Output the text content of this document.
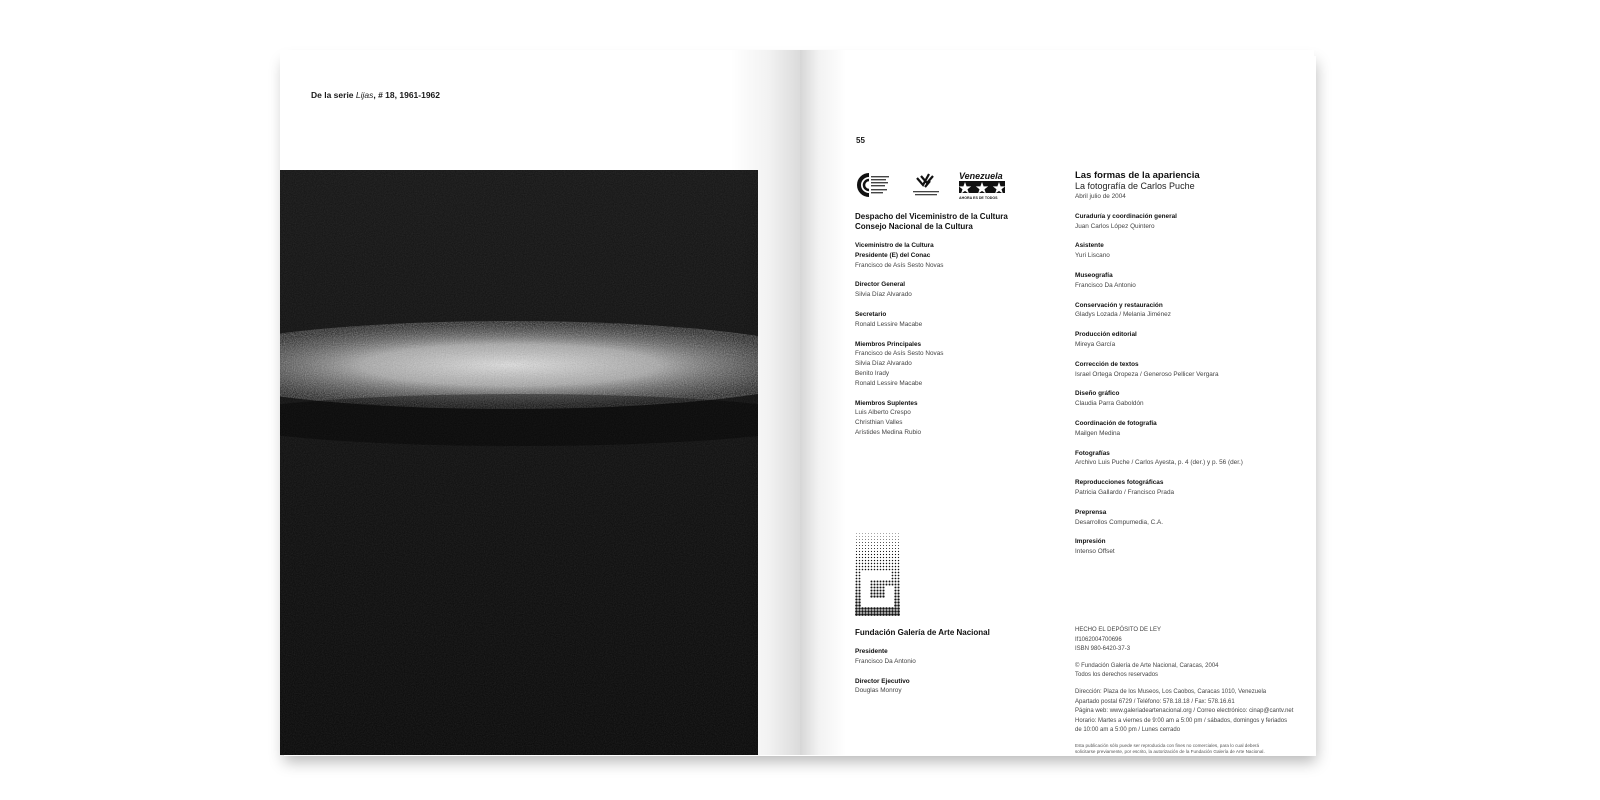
De la serie Lijas, # 18, 1961-1962
55
Venezuela
AHORA ES DE TODOS
Despacho del Viceministro de la Cultura
Consejo Nacional de la Cultura
Viceministro de la Cultura
Presidente (E) del Conac
Francisco de Asís Sesto Novas
Director General
Silvia Díaz Alvarado
Secretario
Ronald Lessire Macabe
Miembros Principales
Francisco de Asís Sesto Novas
Silvia Díaz Alvarado
Benito Irady
Ronald Lessire Macabe
Miembros Suplentes
Luis Alberto Crespo
Christhian Valles
Arístides Medina Rubio
Fundación Galería de Arte Nacional
Presidente
Francisco Da Antonio
Director Ejecutivo
Douglas Monroy
Las formas de la apariencia
La fotografía de Carlos Puche
Abril julio de 2004
Curaduría y coordinación general
Juan Carlos López Quintero
Asistente
Yuri Liscano
Museografía
Francisco Da Antonio
Conservación y restauración
Gladys Lozada / Melania Jiménez
Producción editorial
Mireya García
Corrección de textos
Israel Ortega Oropeza / Generoso Pellicer Vergara
Diseño gráfico
Claudia Parra Gaboldón
Coordinación de fotografía
Mailgen Medina
Fotografías
Archivo Luis Puche / Carlos Ayesta, p. 4 (der.) y p. 56 (der.)
Reproducciones fotográficas
Patricia Gallardo / Francisco Prada
Preprensa
Desarrollos Compumedia, C.A.
Impresión
Intenso Offset
HECHO EL DEPÓSITO DE LEY
If1062004700696
ISBN 980-6420-37-3
© Fundación Galería de Arte Nacional, Caracas, 2004
Todos los derechos reservados
Dirección: Plaza de los Museos, Los Caobos, Caracas 1010, Venezuela
Apartado postal 6729 / Teléfono: 578.18.18 / Fax: 578.16.61
Página web: www.galeriadeartenacional.org / Correo electrónico: cinap@cantv.net
Horario: Martes a viernes de 9:00 am a 5:00 pm / sábados, domingos y feriados
de 10:00 am a 5:00 pm / Lunes cerrado
Esta publicación sólo puede ser reproducida con fines no comerciales, para lo cual deberá
solicitarse previamente, por escrito, la autorización de la Fundación Galería de Arte Nacional.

==============================

▸ **GIVEN PROBLEM**:
Write out every line above exactly as it is, leaving out the pictures.

▸ **WRITTEN ANSWER**:
Output the text content of this document.
De la serie Lijas, # 18, 1961-1962
55
Venezuela
AHORA ES DE TODOS
Despacho del Viceministro de la Cultura
Consejo Nacional de la Cultura
Viceministro de la Cultura
Presidente (E) del Conac
Francisco de Asís Sesto Novas
Director General
Silvia Díaz Alvarado
Secretario
Ronald Lessire Macabe
Miembros Principales
Francisco de Asís Sesto Novas
Silvia Díaz Alvarado
Benito Irady
Ronald Lessire Macabe
Miembros Suplentes
Luis Alberto Crespo
Christhian Valles
Arístides Medina Rubio
Fundación Galería de Arte Nacional
Presidente
Francisco Da Antonio
Director Ejecutivo
Douglas Monroy
Las formas de la apariencia
La fotografía de Carlos Puche
Abril julio de 2004
Curaduría y coordinación general
Juan Carlos López Quintero
Asistente
Yuri Liscano
Museografía
Francisco Da Antonio
Conservación y restauración
Gladys Lozada / Melania Jiménez
Producción editorial
Mireya García
Corrección de textos
Israel Ortega Oropeza / Generoso Pellicer Vergara
Diseño gráfico
Claudia Parra Gaboldón
Coordinación de fotografía
Mailgen Medina
Fotografías
Archivo Luis Puche / Carlos Ayesta, p. 4 (der.) y p. 56 (der.)
Reproducciones fotográficas
Patricia Gallardo / Francisco Prada
Preprensa
Desarrollos Compumedia, C.A.
Impresión
Intenso Offset
HECHO EL DEPÓSITO DE LEY
If1062004700696
ISBN 980-6420-37-3
© Fundación Galería de Arte Nacional, Caracas, 2004
Todos los derechos reservados
Dirección: Plaza de los Museos, Los Caobos, Caracas 1010, Venezuela
Apartado postal 6729 / Teléfono: 578.18.18 / Fax: 578.16.61
Página web: www.galeriadeartenacional.org / Correo electrónico: cinap@cantv.net
Horario: Martes a viernes de 9:00 am a 5:00 pm / sábados, domingos y feriados
de 10:00 am a 5:00 pm / Lunes cerrado
Esta publicación sólo puede ser reproducida con fines no comerciales, para lo cual deberá
solicitarse previamente, por escrito, la autorización de la Fundación Galería de Arte Nacional.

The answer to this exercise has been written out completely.